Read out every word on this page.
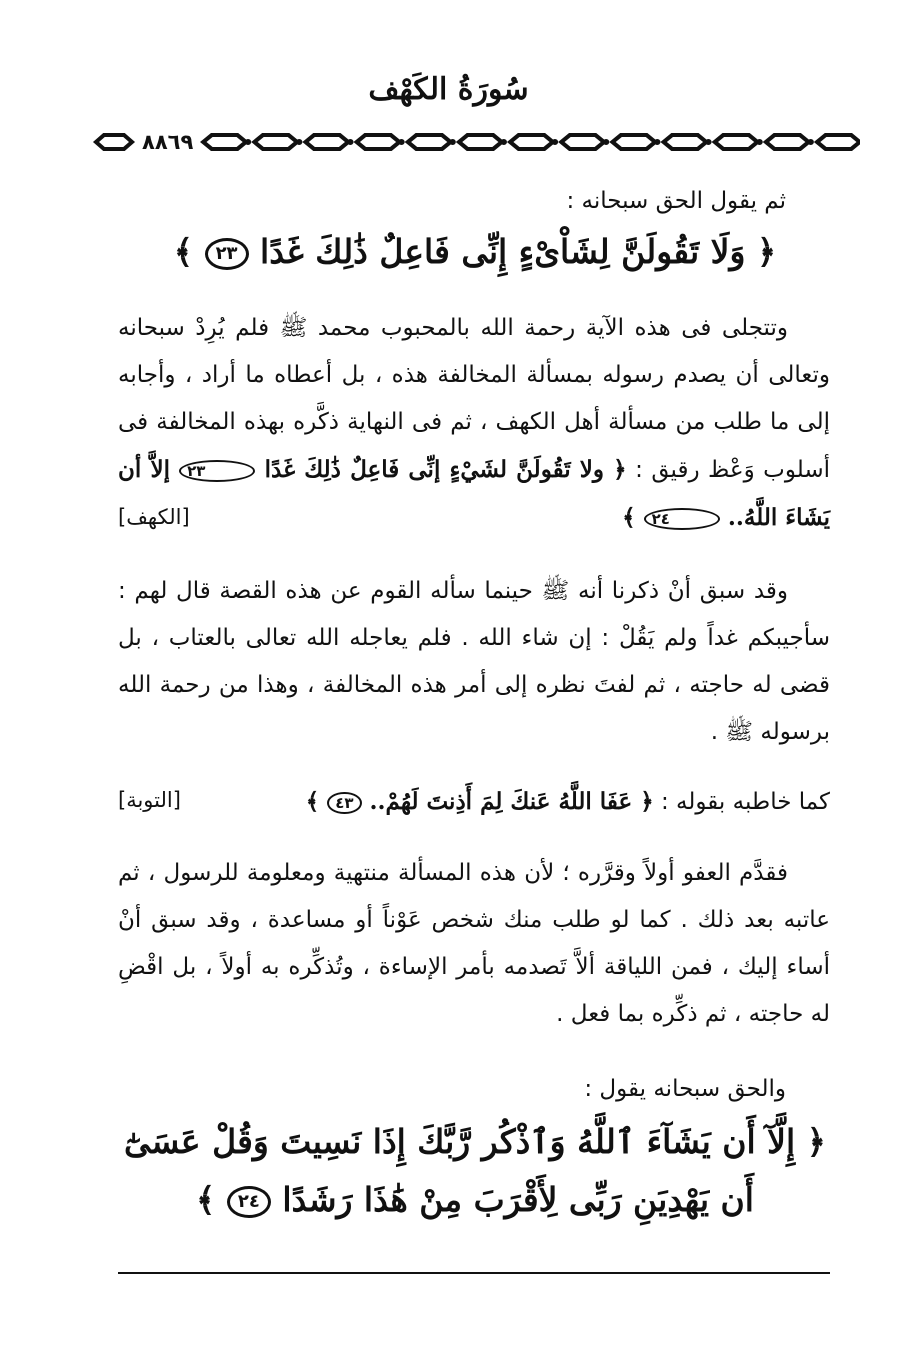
سُورَةُ الكَهْف
٨٨٦٩
ثم يقول الحق سبحانه :
﴿ وَلَا تَقُولَنَّ لِشَاْىْءٍ إِنِّى فَاعِلٌ ذَٰلِكَ غَدًا ٢٣ ﴾

وتتجلى فى هذه الآية رحمة الله بالمحبوب محمد ﷺ فلم يُرِدْ سبحانه وتعالى أن يصدم رسوله بمسألة المخالفة هذه ، بل أعطاه ما أراد ، وأجابه إلى ما طلب من مسألة أهل الكهف ، ثم فى النهاية ذكَّره بهذه المخالفة فى أسلوب وَعْظ رقيق : ﴿ ولا تَقُولَنَّ لشَيْءٍ إنِّى فَاعِلٌ ذَٰلِكَ غَدًا ٢٣ إلاَّ أن يَشَاءَ اللَّهُ.. ٢٤ ﴾
[الكهف]

وقد سبق أنْ ذكرنا أنه ﷺ حينما سأله القوم عن هذه القصة قال لهم : سأجيبكم غداً ولم يَقُلْ : إن شاء الله . فلم يعاجله الله تعالى بالعتاب ، بل قضى له حاجته ، ثم لفتَ نظره إلى أمر هذه المخالفة ، وهذا من رحمة الله برسوله ﷺ .

كما خاطبه بقوله : ﴿ عَفَا اللَّهُ عَنكَ لِمَ أَذِنتَ لَهُمْ.. ٤٣ ﴾
[التوبة]

فقدَّم العفو أولاً وقرَّره ؛ لأن هذه المسألة منتهية ومعلومة للرسول ، ثم عاتبه بعد ذلك . كما لو طلب منك شخص عَوْناً أو مساعدة ، وقد سبق أنْ أساء إليك ، فمن اللياقة ألاَّ تَصدمه بأمر الإساءة ، وتُذكِّره به أولاً ، بل اقْضِ له حاجته ، ثم ذكِّره بما فعل .

والحق سبحانه يقول :
﴿ إِلَّآ أَن يَشَآءَ ٱللَّهُ وَٱذْكُر رَّبَّكَ إِذَا نَسِيتَ وَقُلْ عَسَىٰٓ
أَن يَهْدِيَنِ رَبِّى لِأَقْرَبَ مِنْ هَٰذَا رَشَدًا ٢٤ ﴾
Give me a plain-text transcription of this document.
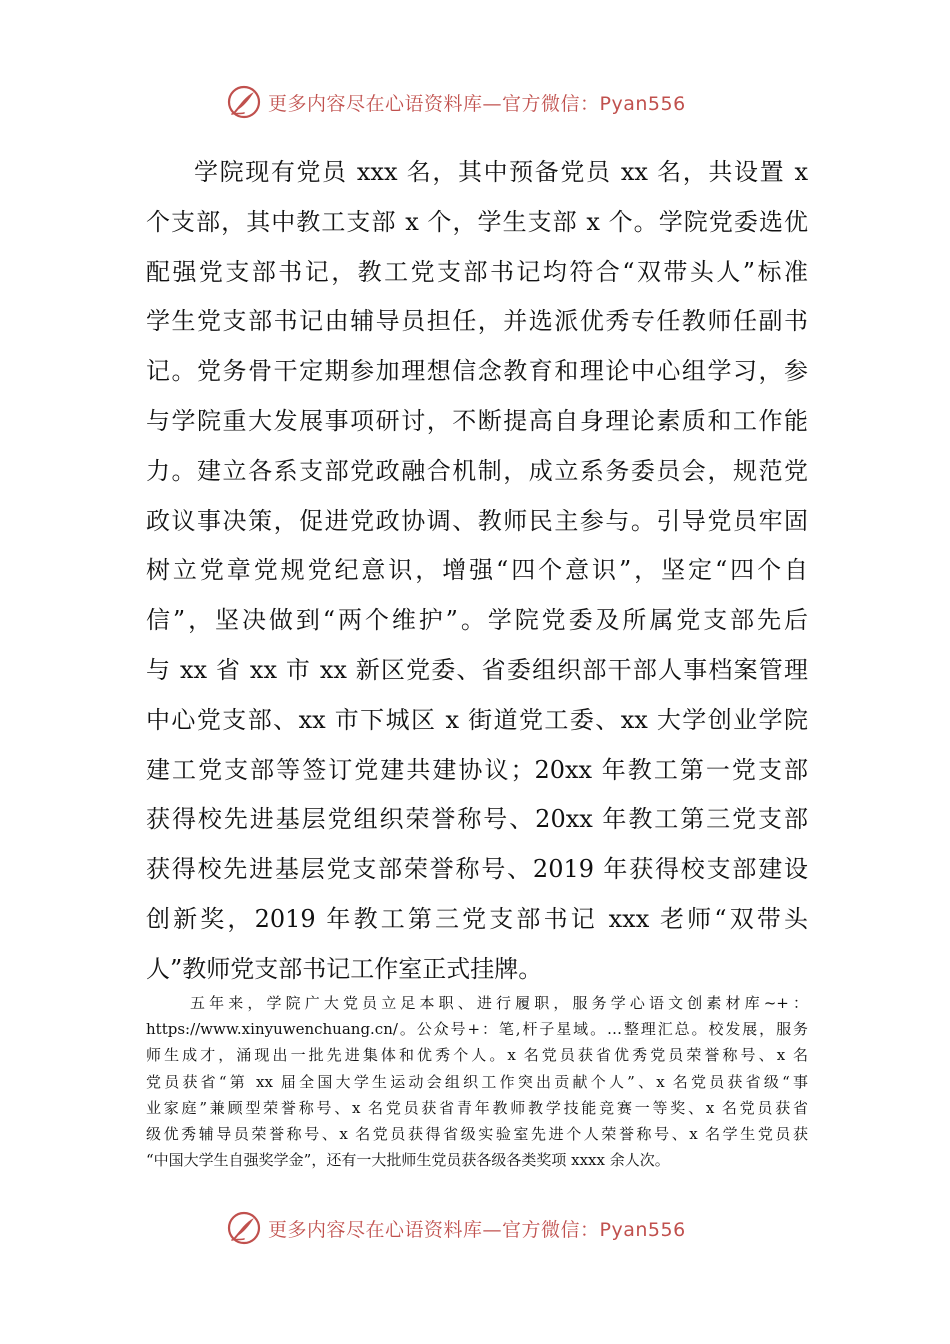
更多内容尽在心语资料库—官方微信：Pyan556
学院现有党员 xxx 名，其中预备党员 xx 名，共设置 x
个支部，其中教工支部 x 个，学生支部 x 个。学院党委选优
配强党支部书记，教工党支部书记均符合“双带头人”标准
学生党支部书记由辅导员担任，并选派优秀专任教师任副书
记。党务骨干定期参加理想信念教育和理论中心组学习，参
与学院重大发展事项研讨，不断提高自身理论素质和工作能
力。建立各系支部党政融合机制，成立系务委员会，规范党
政议事决策，促进党政协调、教师民主参与。引导党员牢固
树立党章党规党纪意识，增强“四个意识”，坚定“四个自
信”，坚决做到“两个维护”。学院党委及所属党支部先后
与 xx 省 xx 市 xx 新区党委、省委组织部干部人事档案管理
中心党支部、xx 市下城区 x 街道党工委、xx 大学创业学院
建工党支部等签订党建共建协议；20xx 年教工第一党支部
获得校先进基层党组织荣誉称号、20xx 年教工第三党支部
获得校先进基层党支部荣誉称号、2019 年获得校支部建设
创新奖，2019 年教工第三党支部书记 xxx 老师“双带头
人”教师党支部书记工作室正式挂牌。
五年来，学院广大党员立足本职、进行履职，服务学心语文创素材库~+：
https://www.xinyuwenchuang.cn/。公众号+：笔,杆子星域。…整理汇总。校发展，服务
师生成才，涌现出一批先进集体和优秀个人。x 名党员获省优秀党员荣誉称号、x 名
党员获省“第 xx 届全国大学生运动会组织工作突出贡献个人”、x 名党员获省级“事
业家庭”兼顾型荣誉称号、x 名党员获省青年教师教学技能竞赛一等奖、x 名党员获省
级优秀辅导员荣誉称号、x 名党员获得省级实验室先进个人荣誉称号、x 名学生党员获
“中国大学生自强奖学金”，还有一大批师生党员获各级各类奖项 xxxx 余人次。
更多内容尽在心语资料库—官方微信：Pyan556
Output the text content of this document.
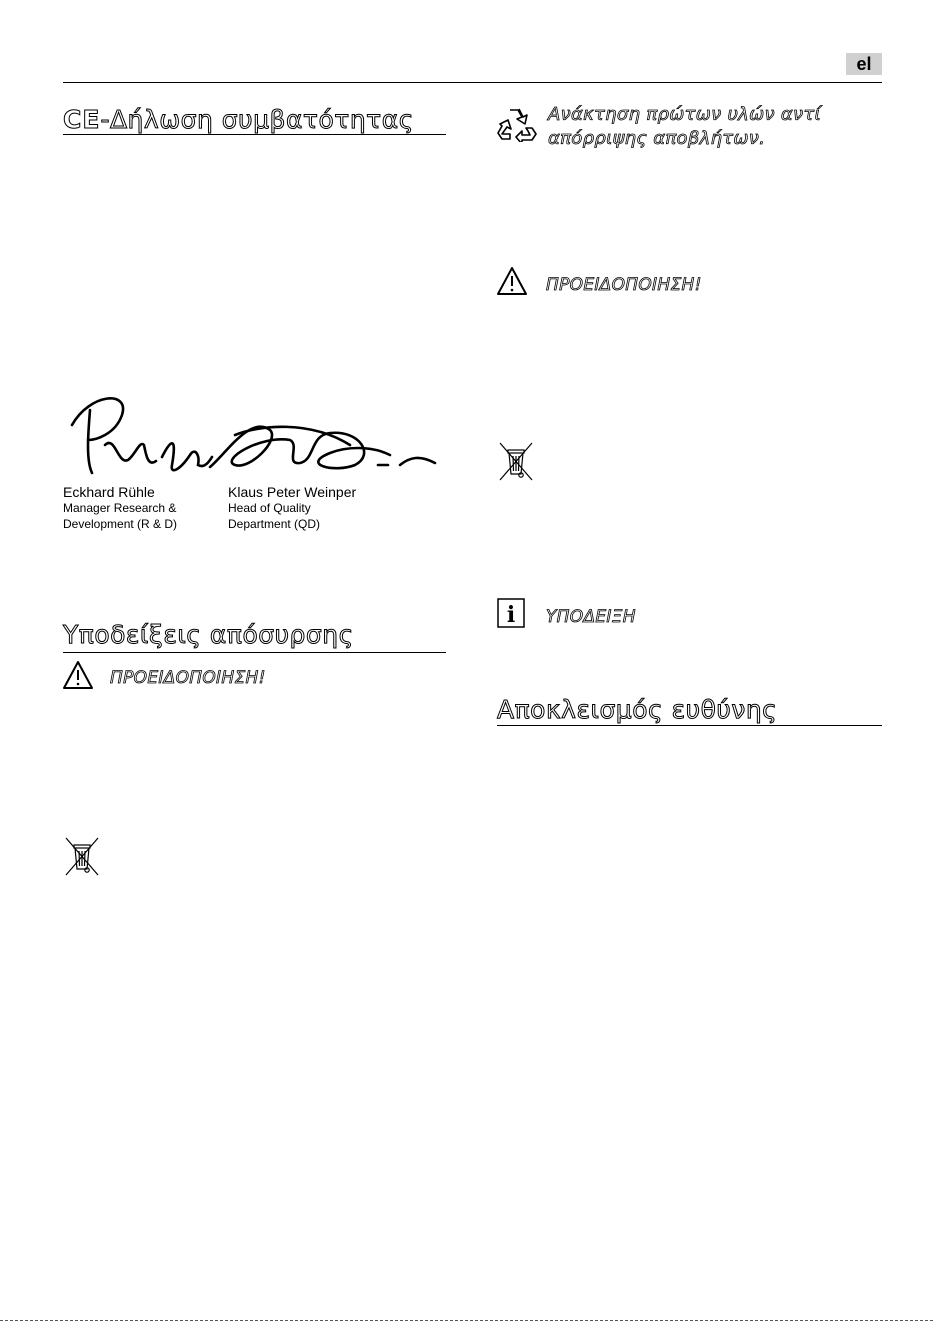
el
CE -Δήλωση συμβατότητας
Eckhard Rühle
Manager Research &
Development (R & D)
Klaus Peter Weinper
Head of Quality
Department (QD)
Υποδείξεις απόσυρσης
ΠΡΟΕΙΔΟΠΟΙΗΣΗ!
Ανάκτηση πρώτων υλών αντί
απόρριψης αποβλήτων.
ΠΡΟΕΙΔΟΠΟΙΗΣΗ!
i ΥΠΟΔΕΙΞΗ
Αποκλεισμός ευθύνης
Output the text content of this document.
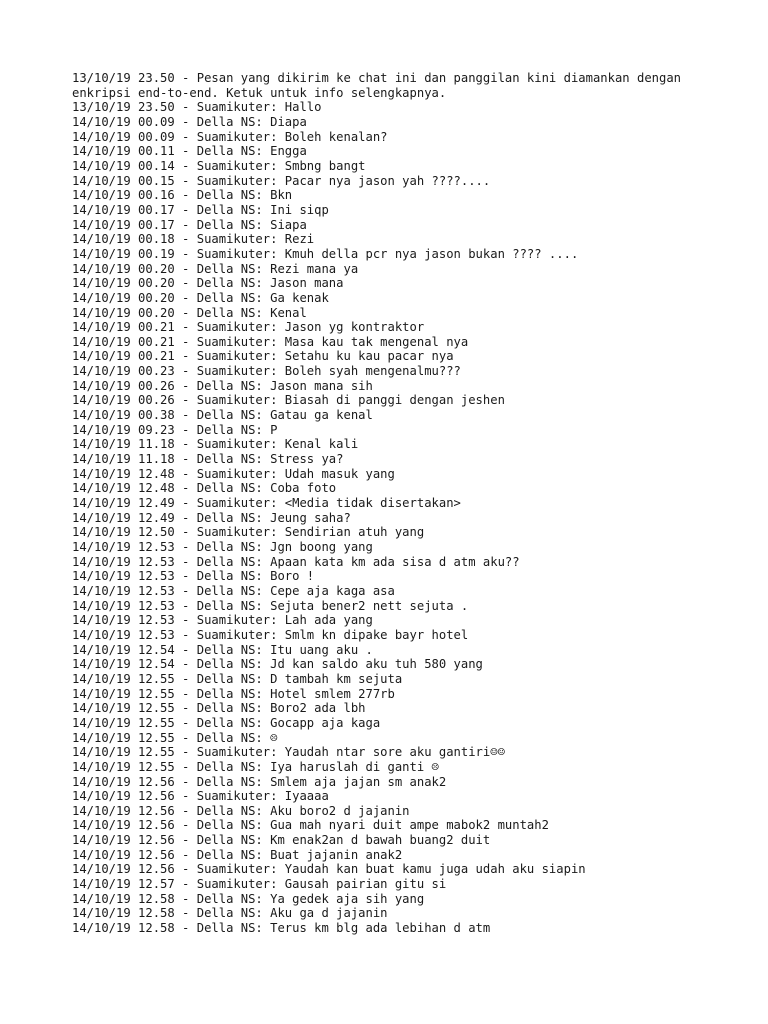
13/10/19 23.50 - Pesan yang dikirim ke chat ini dan panggilan kini diamankan dengan
enkripsi end-to-end. Ketuk untuk info selengkapnya.
13/10/19 23.50 - Suamikuter: Hallo
14/10/19 00.09 - Della NS: Diapa
14/10/19 00.09 - Suamikuter: Boleh kenalan?
14/10/19 00.11 - Della NS: Engga
14/10/19 00.14 - Suamikuter: Smbng bangt
14/10/19 00.15 - Suamikuter: Pacar nya jason yah ????....
14/10/19 00.16 - Della NS: Bkn
14/10/19 00.17 - Della NS: Ini siqp
14/10/19 00.17 - Della NS: Siapa
14/10/19 00.18 - Suamikuter: Rezi
14/10/19 00.19 - Suamikuter: Kmuh della pcr nya jason bukan ???? ....
14/10/19 00.20 - Della NS: Rezi mana ya
14/10/19 00.20 - Della NS: Jason mana
14/10/19 00.20 - Della NS: Ga kenak
14/10/19 00.20 - Della NS: Kenal
14/10/19 00.21 - Suamikuter: Jason yg kontraktor
14/10/19 00.21 - Suamikuter: Masa kau tak mengenal nya
14/10/19 00.21 - Suamikuter: Setahu ku kau pacar nya
14/10/19 00.23 - Suamikuter: Boleh syah mengenalmu???
14/10/19 00.26 - Della NS: Jason mana sih
14/10/19 00.26 - Suamikuter: Biasah di panggi dengan jeshen
14/10/19 00.38 - Della NS: Gatau ga kenal
14/10/19 09.23 - Della NS: P
14/10/19 11.18 - Suamikuter: Kenal kali
14/10/19 11.18 - Della NS: Stress ya?
14/10/19 12.48 - Suamikuter: Udah masuk yang
14/10/19 12.48 - Della NS: Coba foto
14/10/19 12.49 - Suamikuter: <Media tidak disertakan>
14/10/19 12.49 - Della NS: Jeung saha?
14/10/19 12.50 - Suamikuter: Sendirian atuh yang
14/10/19 12.53 - Della NS: Jgn boong yang
14/10/19 12.53 - Della NS: Apaan kata km ada sisa d atm aku??
14/10/19 12.53 - Della NS: Boro !
14/10/19 12.53 - Della NS: Cepe aja kaga asa
14/10/19 12.53 - Della NS: Sejuta bener2 nett sejuta .
14/10/19 12.53 - Suamikuter: Lah ada yang
14/10/19 12.53 - Suamikuter: Smlm kn dipake bayr hotel
14/10/19 12.54 - Della NS: Itu uang aku .
14/10/19 12.54 - Della NS: Jd kan saldo aku tuh 580 yang
14/10/19 12.55 - Della NS: D tambah km sejuta
14/10/19 12.55 - Della NS: Hotel smlem 277rb
14/10/19 12.55 - Della NS: Boro2 ada lbh
14/10/19 12.55 - Della NS: Gocapp aja kaga
14/10/19 12.55 - Della NS: ☹
14/10/19 12.55 - Suamikuter: Yaudah ntar sore aku gantiri☺☺
14/10/19 12.55 - Della NS: Iya haruslah di ganti ☹
14/10/19 12.56 - Della NS: Smlem aja jajan sm anak2
14/10/19 12.56 - Suamikuter: Iyaaaa
14/10/19 12.56 - Della NS: Aku boro2 d jajanin
14/10/19 12.56 - Della NS: Gua mah nyari duit ampe mabok2 muntah2
14/10/19 12.56 - Della NS: Km enak2an d bawah buang2 duit
14/10/19 12.56 - Della NS: Buat jajanin anak2
14/10/19 12.56 - Suamikuter: Yaudah kan buat kamu juga udah aku siapin
14/10/19 12.57 - Suamikuter: Gausah pairian gitu si
14/10/19 12.58 - Della NS: Ya gedek aja sih yang
14/10/19 12.58 - Della NS: Aku ga d jajanin
14/10/19 12.58 - Della NS: Terus km blg ada lebihan d atm
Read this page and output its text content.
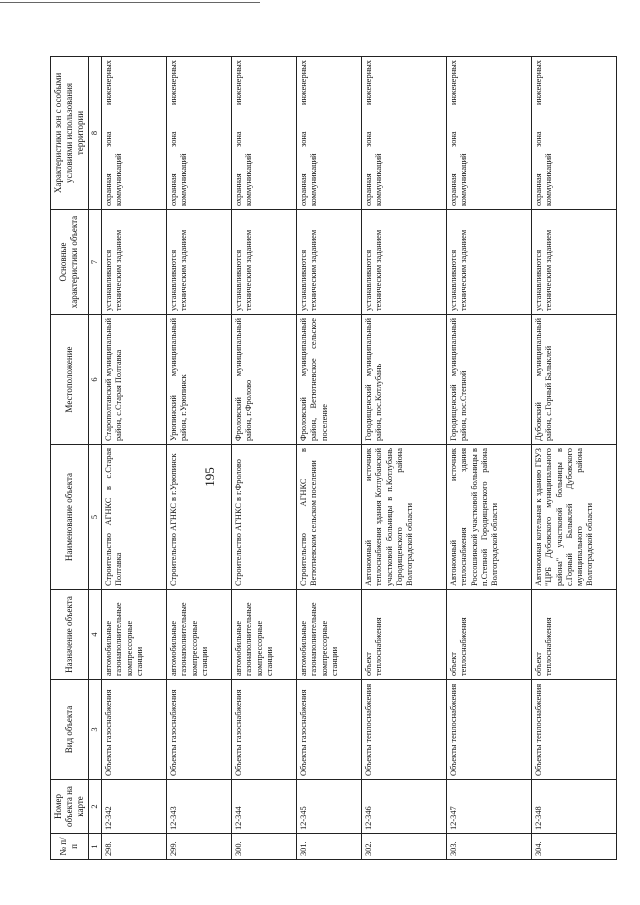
195
№ п/п	Номер объекта на карте	Вид объекта	Назначение объекта	Наименование объекта	Местоположение	Основные характеристики объекта	Характеристики зон с особыми условиями использования территории
1	2	3	4	5	6	7	8
298.	12-342	Объекты газоснабжения	автомобильные газонаполнительные компрессорные станции	Строительство АГНКС в с.Старая Полтавка	Старополтавский муниципальный район, с.Старая Полтавка	устанавливаются техническим заданием	охранная зона инженерных коммуникаций
299.	12-343	Объекты газоснабжения	автомобильные газонаполнительные компрессорные станции	Строительство АГНКС в г.Урюпинск	Урюпинский муниципальный район, г.Урюпинск	устанавливаются техническим заданием	охранная зона инженерных коммуникаций
300.	12-344	Объекты газоснабжения	автомобильные газонаполнительные компрессорные станции	Строительство АГНКС в г.Фролово	Фроловский муниципальный район, г.Фролово	устанавливаются техническим заданием	охранная зона инженерных коммуникаций
301.	12-345	Объекты газоснабжения	автомобильные газонаполнительные компрессорные станции	Строительство АГНКС в Ветютневском сельском поселении	Фроловский муниципальный район, Ветютневское сельское поселение	устанавливаются техническим заданием	охранная зона инженерных коммуникаций
302.	12-346	Объекты теплоснабжения	объект теплоснабжения	Автономный источник теплоснабжения здания Котлубанской участковой больницы в п.Котлубань Городищенского района Волгоградской области	Городищенский муниципальный район, пос.Котлубань	устанавливаются техническим заданием	охранная зона инженерных коммуникаций
303.	12-347	Объекты теплоснабжения	объект теплоснабжения	Автономный источник теплоснабжения здания Россошинской участковой больницы в п.Степной Городищенского района Волгоградской области	Городищенский муниципальный район, пос.Степной	устанавливаются техническим заданием	охранная зона инженерных коммуникаций
304.	12-348	Объекты теплоснабжения	объект теплоснабжения	Автономная котельная к зданию ГБУЗ "ЦРБ Дубовского муниципального района" участковой больницы в с.Горный Балыклей Дубовского муниципального района Волгоградской области	Дубовский муниципальный район, с.Горный Балыклей	устанавливаются техническим заданием	охранная зона инженерных коммуникаций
----------------
Task:
Copy out every line holding the string "Rezi".

Task result:
14/10/19 00.18 - Suamikuter: Rezi
14/10/19 00.20 - Della NS: Rezi mana ya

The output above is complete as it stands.